• Exercise description:
Transcribe the entries word for word, beginning with the first line and continuing through the line that contains "point-yuba-city: [781, 290, 792, 301]".

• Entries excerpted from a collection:
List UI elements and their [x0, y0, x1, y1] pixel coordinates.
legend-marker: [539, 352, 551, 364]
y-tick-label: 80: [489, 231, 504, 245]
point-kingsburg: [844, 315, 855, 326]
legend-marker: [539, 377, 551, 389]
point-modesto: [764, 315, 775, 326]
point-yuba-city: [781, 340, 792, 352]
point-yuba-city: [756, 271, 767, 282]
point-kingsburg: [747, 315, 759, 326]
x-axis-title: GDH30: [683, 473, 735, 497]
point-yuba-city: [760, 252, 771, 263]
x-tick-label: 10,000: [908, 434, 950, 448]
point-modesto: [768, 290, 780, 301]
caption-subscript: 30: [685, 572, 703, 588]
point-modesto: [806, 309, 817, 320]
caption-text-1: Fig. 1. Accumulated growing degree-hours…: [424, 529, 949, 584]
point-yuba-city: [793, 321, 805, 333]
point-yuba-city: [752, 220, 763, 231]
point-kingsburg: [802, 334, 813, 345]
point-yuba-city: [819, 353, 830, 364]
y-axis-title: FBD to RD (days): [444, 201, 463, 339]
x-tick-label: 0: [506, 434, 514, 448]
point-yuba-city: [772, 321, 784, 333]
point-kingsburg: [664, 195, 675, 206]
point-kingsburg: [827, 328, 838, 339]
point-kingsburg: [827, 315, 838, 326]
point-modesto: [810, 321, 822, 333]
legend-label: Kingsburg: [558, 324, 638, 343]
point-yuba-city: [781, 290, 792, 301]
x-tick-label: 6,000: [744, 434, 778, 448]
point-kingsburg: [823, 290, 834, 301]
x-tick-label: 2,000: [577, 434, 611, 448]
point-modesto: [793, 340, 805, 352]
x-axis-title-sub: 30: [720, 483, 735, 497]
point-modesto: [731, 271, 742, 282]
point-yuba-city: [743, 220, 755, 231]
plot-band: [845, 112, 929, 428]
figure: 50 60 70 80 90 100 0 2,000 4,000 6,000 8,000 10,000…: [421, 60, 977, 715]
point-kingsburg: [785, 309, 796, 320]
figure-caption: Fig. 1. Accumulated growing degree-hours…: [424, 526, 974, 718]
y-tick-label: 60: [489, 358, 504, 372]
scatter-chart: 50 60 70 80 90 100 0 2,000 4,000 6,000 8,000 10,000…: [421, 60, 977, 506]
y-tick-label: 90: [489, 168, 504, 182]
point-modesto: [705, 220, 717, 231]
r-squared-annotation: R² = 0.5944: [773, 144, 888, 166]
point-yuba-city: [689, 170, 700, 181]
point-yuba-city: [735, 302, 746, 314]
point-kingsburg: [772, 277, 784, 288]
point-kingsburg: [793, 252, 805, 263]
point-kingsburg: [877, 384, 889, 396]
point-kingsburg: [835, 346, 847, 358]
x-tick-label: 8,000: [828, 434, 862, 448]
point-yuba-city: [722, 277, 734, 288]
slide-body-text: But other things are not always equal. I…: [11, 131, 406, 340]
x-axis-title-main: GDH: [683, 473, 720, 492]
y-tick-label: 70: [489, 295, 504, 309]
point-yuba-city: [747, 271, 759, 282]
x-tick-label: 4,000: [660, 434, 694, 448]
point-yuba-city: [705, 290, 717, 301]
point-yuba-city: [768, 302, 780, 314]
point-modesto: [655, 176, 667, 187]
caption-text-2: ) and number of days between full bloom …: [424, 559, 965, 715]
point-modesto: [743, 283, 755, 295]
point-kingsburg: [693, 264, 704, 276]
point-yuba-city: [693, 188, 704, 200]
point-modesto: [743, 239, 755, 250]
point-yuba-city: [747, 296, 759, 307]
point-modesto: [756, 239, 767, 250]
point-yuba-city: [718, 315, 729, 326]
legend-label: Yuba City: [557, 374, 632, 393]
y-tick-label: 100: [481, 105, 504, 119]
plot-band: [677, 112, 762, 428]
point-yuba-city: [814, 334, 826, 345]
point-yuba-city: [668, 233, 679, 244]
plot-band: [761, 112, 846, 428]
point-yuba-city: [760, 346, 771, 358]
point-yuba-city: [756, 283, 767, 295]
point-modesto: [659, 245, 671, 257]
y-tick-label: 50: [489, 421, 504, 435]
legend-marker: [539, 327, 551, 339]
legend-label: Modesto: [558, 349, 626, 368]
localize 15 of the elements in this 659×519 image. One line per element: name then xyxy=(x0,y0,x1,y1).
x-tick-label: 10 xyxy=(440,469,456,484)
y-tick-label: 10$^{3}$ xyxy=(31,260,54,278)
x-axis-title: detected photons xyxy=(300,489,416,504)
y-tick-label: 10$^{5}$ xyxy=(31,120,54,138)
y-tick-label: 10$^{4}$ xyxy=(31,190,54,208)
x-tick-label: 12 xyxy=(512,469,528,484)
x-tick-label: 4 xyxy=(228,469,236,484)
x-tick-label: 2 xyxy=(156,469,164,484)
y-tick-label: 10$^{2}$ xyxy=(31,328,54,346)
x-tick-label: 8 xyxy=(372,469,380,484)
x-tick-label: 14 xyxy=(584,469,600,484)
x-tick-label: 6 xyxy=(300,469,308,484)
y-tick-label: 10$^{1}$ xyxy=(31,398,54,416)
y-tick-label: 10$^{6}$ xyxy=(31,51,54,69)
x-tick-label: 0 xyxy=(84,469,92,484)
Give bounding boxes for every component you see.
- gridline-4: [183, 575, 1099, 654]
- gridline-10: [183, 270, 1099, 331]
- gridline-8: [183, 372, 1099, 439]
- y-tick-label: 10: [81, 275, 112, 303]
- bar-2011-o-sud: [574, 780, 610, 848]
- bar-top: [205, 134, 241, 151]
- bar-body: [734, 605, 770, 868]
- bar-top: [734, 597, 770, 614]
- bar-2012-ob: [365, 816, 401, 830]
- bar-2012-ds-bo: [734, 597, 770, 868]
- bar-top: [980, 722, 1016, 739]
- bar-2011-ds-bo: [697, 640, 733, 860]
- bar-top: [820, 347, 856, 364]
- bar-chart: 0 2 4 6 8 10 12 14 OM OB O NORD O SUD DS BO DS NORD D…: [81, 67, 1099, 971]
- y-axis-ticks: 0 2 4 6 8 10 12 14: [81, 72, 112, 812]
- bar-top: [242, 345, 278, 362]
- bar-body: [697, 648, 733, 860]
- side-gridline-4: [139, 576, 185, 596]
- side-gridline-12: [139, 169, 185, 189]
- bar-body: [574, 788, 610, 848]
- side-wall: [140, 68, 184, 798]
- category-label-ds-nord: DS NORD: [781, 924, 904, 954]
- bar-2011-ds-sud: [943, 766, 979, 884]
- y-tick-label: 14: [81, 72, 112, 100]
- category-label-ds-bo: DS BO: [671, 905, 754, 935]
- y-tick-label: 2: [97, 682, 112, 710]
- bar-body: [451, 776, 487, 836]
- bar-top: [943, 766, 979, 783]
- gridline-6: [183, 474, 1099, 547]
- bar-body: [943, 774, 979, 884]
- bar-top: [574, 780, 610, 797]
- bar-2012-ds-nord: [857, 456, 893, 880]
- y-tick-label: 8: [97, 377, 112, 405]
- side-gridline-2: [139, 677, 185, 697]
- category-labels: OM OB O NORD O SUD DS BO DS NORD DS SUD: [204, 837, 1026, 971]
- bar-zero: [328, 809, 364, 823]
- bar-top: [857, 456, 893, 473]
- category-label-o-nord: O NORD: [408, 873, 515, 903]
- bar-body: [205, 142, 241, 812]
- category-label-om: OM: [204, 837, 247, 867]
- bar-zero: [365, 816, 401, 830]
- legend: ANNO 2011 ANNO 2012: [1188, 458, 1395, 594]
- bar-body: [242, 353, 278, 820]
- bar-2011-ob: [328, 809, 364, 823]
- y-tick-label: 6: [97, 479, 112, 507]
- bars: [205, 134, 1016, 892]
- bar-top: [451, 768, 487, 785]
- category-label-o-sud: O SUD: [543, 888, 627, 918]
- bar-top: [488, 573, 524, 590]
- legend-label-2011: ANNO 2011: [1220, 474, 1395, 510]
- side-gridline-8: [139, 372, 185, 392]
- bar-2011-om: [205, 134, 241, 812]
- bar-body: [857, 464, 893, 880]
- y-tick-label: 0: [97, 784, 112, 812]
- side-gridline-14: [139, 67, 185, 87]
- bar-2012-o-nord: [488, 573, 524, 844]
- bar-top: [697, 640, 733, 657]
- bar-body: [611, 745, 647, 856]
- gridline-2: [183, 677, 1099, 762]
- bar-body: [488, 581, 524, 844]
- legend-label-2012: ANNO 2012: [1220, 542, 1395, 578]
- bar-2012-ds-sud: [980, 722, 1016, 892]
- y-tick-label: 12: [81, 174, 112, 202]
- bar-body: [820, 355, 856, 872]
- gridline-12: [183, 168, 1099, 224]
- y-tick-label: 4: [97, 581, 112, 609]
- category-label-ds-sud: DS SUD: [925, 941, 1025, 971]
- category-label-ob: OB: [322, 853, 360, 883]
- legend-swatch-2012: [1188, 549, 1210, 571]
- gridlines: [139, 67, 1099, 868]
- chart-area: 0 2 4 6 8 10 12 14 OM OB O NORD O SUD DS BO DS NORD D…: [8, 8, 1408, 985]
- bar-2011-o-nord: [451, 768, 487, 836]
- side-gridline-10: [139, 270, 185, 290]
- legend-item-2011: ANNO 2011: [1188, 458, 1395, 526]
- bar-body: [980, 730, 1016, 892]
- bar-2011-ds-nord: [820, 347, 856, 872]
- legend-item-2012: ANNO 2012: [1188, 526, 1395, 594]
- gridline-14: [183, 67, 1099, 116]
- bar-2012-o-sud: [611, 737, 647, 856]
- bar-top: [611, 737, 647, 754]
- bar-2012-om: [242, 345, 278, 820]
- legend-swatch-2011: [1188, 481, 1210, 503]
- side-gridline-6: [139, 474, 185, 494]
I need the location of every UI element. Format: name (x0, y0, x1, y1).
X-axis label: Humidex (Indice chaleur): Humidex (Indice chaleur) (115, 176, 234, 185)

• Written response:
List UI elements and their [x0, y0, x1, y1] pixel coordinates.
legend-marker: [539, 352, 551, 364]
y-tick-label: 80: [489, 231, 504, 245]
point-kingsburg: [844, 315, 855, 326]
legend-marker: [539, 377, 551, 389]
point-modesto: [764, 315, 775, 326]
point-yuba-city: [781, 340, 792, 352]
point-yuba-city: [756, 271, 767, 282]
point-kingsburg: [747, 315, 759, 326]
x-axis-title: GDH30: [683, 473, 735, 497]
point-yuba-city: [760, 252, 771, 263]
x-tick-label: 10,000: [908, 434, 950, 448]
point-modesto: [768, 290, 780, 301]
caption-subscript: 30: [685, 572, 703, 588]
point-modesto: [806, 309, 817, 320]
caption-text-1: Fig. 1. Accumulated growing degree-hours…: [424, 529, 949, 584]
point-yuba-city: [793, 321, 805, 333]
point-yuba-city: [752, 220, 763, 231]
point-kingsburg: [802, 334, 813, 345]
point-yuba-city: [819, 353, 830, 364]
y-axis-title: FBD to RD (days): [444, 201, 463, 339]
x-tick-label: 0: [506, 434, 514, 448]
point-yuba-city: [772, 321, 784, 333]
point-kingsburg: [664, 195, 675, 206]
point-kingsburg: [827, 328, 838, 339]
point-kingsburg: [827, 315, 838, 326]
point-modesto: [810, 321, 822, 333]
legend-label: Kingsburg: [558, 324, 638, 343]
point-yuba-city: [781, 290, 792, 301]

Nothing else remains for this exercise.